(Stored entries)

— begin —

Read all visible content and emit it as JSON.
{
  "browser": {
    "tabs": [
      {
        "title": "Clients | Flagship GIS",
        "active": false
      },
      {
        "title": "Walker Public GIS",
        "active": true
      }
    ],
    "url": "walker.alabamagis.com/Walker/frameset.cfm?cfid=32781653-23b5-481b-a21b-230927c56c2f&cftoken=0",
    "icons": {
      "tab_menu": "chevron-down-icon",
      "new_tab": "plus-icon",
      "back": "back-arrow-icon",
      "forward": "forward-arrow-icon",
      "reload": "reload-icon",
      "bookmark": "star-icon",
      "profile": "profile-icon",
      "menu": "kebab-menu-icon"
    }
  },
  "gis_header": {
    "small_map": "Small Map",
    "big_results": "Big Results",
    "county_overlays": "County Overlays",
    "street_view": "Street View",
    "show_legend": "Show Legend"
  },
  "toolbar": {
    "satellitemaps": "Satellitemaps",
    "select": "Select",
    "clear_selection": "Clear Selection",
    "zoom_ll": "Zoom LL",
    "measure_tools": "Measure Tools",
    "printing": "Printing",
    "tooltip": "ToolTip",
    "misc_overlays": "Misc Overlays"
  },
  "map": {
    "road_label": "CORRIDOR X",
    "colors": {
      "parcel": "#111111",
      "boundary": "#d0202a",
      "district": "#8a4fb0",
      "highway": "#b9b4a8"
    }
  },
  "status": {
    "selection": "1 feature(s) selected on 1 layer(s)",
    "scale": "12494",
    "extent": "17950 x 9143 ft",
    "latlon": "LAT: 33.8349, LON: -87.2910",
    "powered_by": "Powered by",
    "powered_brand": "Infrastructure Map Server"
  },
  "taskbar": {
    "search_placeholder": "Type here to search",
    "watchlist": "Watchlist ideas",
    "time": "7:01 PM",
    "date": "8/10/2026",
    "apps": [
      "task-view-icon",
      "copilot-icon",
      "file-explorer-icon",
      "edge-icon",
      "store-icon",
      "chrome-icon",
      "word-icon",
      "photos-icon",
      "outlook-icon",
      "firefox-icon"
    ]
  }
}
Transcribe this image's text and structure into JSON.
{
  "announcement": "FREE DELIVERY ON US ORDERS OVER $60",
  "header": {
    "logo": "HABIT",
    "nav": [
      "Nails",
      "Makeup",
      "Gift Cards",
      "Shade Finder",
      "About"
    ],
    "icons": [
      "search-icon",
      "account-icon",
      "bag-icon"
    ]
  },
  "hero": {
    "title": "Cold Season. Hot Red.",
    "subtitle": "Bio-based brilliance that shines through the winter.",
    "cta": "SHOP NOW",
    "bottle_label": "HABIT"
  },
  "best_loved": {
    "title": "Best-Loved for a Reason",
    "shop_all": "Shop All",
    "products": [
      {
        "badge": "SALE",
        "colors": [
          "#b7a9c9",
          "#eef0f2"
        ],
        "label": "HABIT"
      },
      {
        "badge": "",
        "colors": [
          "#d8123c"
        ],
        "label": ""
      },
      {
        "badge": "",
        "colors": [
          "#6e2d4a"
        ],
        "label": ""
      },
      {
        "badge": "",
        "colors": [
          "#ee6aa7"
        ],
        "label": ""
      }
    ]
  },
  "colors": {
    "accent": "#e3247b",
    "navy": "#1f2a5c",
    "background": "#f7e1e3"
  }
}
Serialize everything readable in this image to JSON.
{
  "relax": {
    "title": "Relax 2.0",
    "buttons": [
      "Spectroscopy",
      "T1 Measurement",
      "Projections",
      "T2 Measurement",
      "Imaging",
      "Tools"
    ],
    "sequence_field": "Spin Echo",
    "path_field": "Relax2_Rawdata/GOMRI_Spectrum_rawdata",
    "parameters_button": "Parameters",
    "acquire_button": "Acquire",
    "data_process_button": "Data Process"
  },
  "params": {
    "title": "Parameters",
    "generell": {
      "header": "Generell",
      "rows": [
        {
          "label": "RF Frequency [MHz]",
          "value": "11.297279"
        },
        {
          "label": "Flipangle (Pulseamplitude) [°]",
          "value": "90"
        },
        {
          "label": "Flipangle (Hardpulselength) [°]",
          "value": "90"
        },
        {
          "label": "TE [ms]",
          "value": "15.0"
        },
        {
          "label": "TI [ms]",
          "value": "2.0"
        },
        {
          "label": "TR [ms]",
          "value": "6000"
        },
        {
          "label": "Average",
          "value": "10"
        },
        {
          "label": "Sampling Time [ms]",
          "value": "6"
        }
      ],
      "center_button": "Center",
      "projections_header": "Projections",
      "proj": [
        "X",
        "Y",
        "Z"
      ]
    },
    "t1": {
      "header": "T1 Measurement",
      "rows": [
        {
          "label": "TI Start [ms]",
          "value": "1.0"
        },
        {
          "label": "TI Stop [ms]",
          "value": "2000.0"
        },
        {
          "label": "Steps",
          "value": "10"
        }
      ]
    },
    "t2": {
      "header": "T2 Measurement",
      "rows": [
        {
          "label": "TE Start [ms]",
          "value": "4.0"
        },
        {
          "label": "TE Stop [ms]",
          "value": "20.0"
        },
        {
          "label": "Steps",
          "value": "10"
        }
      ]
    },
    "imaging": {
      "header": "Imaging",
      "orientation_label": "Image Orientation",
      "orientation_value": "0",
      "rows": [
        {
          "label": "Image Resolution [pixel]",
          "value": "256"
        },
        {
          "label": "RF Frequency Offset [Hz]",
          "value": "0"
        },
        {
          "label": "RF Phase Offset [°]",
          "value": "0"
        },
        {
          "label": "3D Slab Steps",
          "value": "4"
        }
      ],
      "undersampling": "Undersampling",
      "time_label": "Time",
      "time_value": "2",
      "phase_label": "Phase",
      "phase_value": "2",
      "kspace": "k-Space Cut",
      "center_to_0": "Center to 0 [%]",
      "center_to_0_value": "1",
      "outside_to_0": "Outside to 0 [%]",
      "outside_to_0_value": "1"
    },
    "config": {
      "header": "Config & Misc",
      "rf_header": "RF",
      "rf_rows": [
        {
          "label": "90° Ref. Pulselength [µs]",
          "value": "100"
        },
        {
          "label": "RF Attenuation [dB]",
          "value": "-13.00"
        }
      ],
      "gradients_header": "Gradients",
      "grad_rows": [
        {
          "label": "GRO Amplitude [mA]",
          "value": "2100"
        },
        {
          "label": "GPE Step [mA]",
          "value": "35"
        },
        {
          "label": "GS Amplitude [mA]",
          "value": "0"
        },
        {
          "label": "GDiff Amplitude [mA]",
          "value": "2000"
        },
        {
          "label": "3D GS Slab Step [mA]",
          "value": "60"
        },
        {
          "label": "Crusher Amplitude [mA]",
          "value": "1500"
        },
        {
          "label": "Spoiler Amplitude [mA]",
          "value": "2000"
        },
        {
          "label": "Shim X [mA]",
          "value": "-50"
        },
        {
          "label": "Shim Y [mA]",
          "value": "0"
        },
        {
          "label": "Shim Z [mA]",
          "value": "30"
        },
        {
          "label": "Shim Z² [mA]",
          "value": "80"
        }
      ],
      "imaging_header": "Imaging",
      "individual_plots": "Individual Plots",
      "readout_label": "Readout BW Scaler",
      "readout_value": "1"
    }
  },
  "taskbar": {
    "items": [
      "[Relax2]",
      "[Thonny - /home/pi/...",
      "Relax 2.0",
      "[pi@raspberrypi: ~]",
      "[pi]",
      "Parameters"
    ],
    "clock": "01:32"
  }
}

— end —

Written problem:
Set down all of the data above, word for word.

Result:
Read all visible content and emit it as JSON.
{
  "browser": {
    "tabs": [
      {
        "title": "Clients | Flagship GIS",
        "active": false
      },
      {
        "title": "Walker Public GIS",
        "active": true
      }
    ],
    "url": "walker.alabamagis.com/Walker/frameset.cfm?cfid=32781653-23b5-481b-a21b-230927c56c2f&cftoken=0",
    "icons": {
      "tab_menu": "chevron-down-icon",
      "new_tab": "plus-icon",
      "back": "back-arrow-icon",
      "forward": "forward-arrow-icon",
      "reload": "reload-icon",
      "bookmark": "star-icon",
      "profile": "profile-icon",
      "menu": "kebab-menu-icon"
    }
  },
  "gis_header": {
    "small_map": "Small Map",
    "big_results": "Big Results",
    "county_overlays": "County Overlays",
    "street_view": "Street View",
    "show_legend": "Show Legend"
  },
  "toolbar": {
    "satellitemaps": "Satellitemaps",
    "select": "Select",
    "clear_selection": "Clear Selection",
    "zoom_ll": "Zoom LL",
    "measure_tools": "Measure Tools",
    "printing": "Printing",
    "tooltip": "ToolTip",
    "misc_overlays": "Misc Overlays"
  },
  "map": {
    "road_label": "CORRIDOR X",
    "colors": {
      "parcel": "#111111",
      "boundary": "#d0202a",
      "district": "#8a4fb0",
      "highway": "#b9b4a8"
    }
  },
  "status": {
    "selection": "1 feature(s) selected on 1 layer(s)",
    "scale": "12494",
    "extent": "17950 x 9143 ft",
    "latlon": "LAT: 33.8349, LON: -87.2910",
    "powered_by": "Powered by",
    "powered_brand": "Infrastructure Map Server"
  },
  "taskbar": {
    "search_placeholder": "Type here to search",
    "watchlist": "Watchlist ideas",
    "time": "7:01 PM",
    "date": "8/10/2026",
    "apps": [
      "task-view-icon",
      "copilot-icon",
      "file-explorer-icon",
      "edge-icon",
      "store-icon",
      "chrome-icon",
      "word-icon",
      "photos-icon",
      "outlook-icon",
      "firefox-icon"
    ]
  }
}
Transcribe this image's text and structure into JSON.
{
  "announcement": "FREE DELIVERY ON US ORDERS OVER $60",
  "header": {
    "logo": "HABIT",
    "nav": [
      "Nails",
      "Makeup",
      "Gift Cards",
      "Shade Finder",
      "About"
    ],
    "icons": [
      "search-icon",
      "account-icon",
      "bag-icon"
    ]
  },
  "hero": {
    "title": "Cold Season. Hot Red.",
    "subtitle": "Bio-based brilliance that shines through the winter.",
    "cta": "SHOP NOW",
    "bottle_label": "HABIT"
  },
  "best_loved": {
    "title": "Best-Loved for a Reason",
    "shop_all": "Shop All",
    "products": [
      {
        "badge": "SALE",
        "colors": [
          "#b7a9c9",
          "#eef0f2"
        ],
        "label": "HABIT"
      },
      {
        "badge": "",
        "colors": [
          "#d8123c"
        ],
        "label": ""
      },
      {
        "badge": "",
        "colors": [
          "#6e2d4a"
        ],
        "label": ""
      },
      {
        "badge": "",
        "colors": [
          "#ee6aa7"
        ],
        "label": ""
      }
    ]
  },
  "colors": {
    "accent": "#e3247b",
    "navy": "#1f2a5c",
    "background": "#f7e1e3"
  }
}
Serialize everything readable in this image to JSON.
{
  "relax": {
    "title": "Relax 2.0",
    "buttons": [
      "Spectroscopy",
      "T1 Measurement",
      "Projections",
      "T2 Measurement",
      "Imaging",
      "Tools"
    ],
    "sequence_field": "Spin Echo",
    "path_field": "Relax2_Rawdata/GOMRI_Spectrum_rawdata",
    "parameters_button": "Parameters",
    "acquire_button": "Acquire",
    "data_process_button": "Data Process"
  },
  "params": {
    "title": "Parameters",
    "generell": {
      "header": "Generell",
      "rows": [
        {
          "label": "RF Frequency [MHz]",
          "value": "11.297279"
        },
        {
          "label": "Flipangle (Pulseamplitude) [°]",
          "value": "90"
        },
        {
          "label": "Flipangle (Hardpulselength) [°]",
          "value": "90"
        },
        {
          "label": "TE [ms]",
          "value": "15.0"
        },
        {
          "label": "TI [ms]",
          "value": "2.0"
        },
        {
          "label": "TR [ms]",
          "value": "6000"
        },
        {
          "label": "Average",
          "value": "10"
        },
        {
          "label": "Sampling Time [ms]",
          "value": "6"
        }
      ],
      "center_button": "Center",
      "projections_header": "Projections",
      "proj": [
        "X",
        "Y",
        "Z"
      ]
    },
    "t1": {
      "header": "T1 Measurement",
      "rows": [
        {
          "label": "TI Start [ms]",
          "value": "1.0"
        },
        {
          "label": "TI Stop [ms]",
          "value": "2000.0"
        },
        {
          "label": "Steps",
          "value": "10"
        }
      ]
    },
    "t2": {
      "header": "T2 Measurement",
      "rows": [
        {
          "label": "TE Start [ms]",
          "value": "4.0"
        },
        {
          "label": "TE Stop [ms]",
          "value": "20.0"
        },
        {
          "label": "Steps",
          "value": "10"
        }
      ]
    },
    "imaging": {
      "header": "Imaging",
      "orientation_label": "Image Orientation",
      "orientation_value": "0",
      "rows": [
        {
          "label": "Image Resolution [pixel]",
          "value": "256"
        },
        {
          "label": "RF Frequency Offset [Hz]",
          "value": "0"
        },
        {
          "label": "RF Phase Offset [°]",
          "value": "0"
        },
        {
          "label": "3D Slab Steps",
          "value": "4"
        }
      ],
      "undersampling": "Undersampling",
      "time_label": "Time",
      "time_value": "2",
      "phase_label": "Phase",
      "phase_value": "2",
      "kspace": "k-Space Cut",
      "center_to_0": "Center to 0 [%]",
      "center_to_0_value": "1",
      "outside_to_0": "Outside to 0 [%]",
      "outside_to_0_value": "1"
    },
    "config": {
      "header": "Config & Misc",
      "rf_header": "RF",
      "rf_rows": [
        {
          "label": "90° Ref. Pulselength [µs]",
          "value": "100"
        },
        {
          "label": "RF Attenuation [dB]",
          "value": "-13.00"
        }
      ],
      "gradients_header": "Gradients",
      "grad_rows": [
        {
          "label": "GRO Amplitude [mA]",
          "value": "2100"
        },
        {
          "label": "GPE Step [mA]",
          "value": "35"
        },
        {
          "label": "GS Amplitude [mA]",
          "value": "0"
        },
        {
          "label": "GDiff Amplitude [mA]",
          "value": "2000"
        },
        {
          "label": "3D GS Slab Step [mA]",
          "value": "60"
        },
        {
          "label": "Crusher Amplitude [mA]",
          "value": "1500"
        },
        {
          "label": "Spoiler Amplitude [mA]",
          "value": "2000"
        },
        {
          "label": "Shim X [mA]",
          "value": "-50"
        },
        {
          "label": "Shim Y [mA]",
          "value": "0"
        },
        {
          "label": "Shim Z [mA]",
          "value": "30"
        },
        {
          "label": "Shim Z² [mA]",
          "value": "80"
        }
      ],
      "imaging_header": "Imaging",
      "individual_plots": "Individual Plots",
      "readout_label": "Readout BW Scaler",
      "readout_value": "1"
    }
  },
  "taskbar": {
    "items": [
      "[Relax2]",
      "[Thonny - /home/pi/...",
      "Relax 2.0",
      "[pi@raspberrypi: ~]",
      "[pi]",
      "Parameters"
    ],
    "clock": "01:32"
  }
}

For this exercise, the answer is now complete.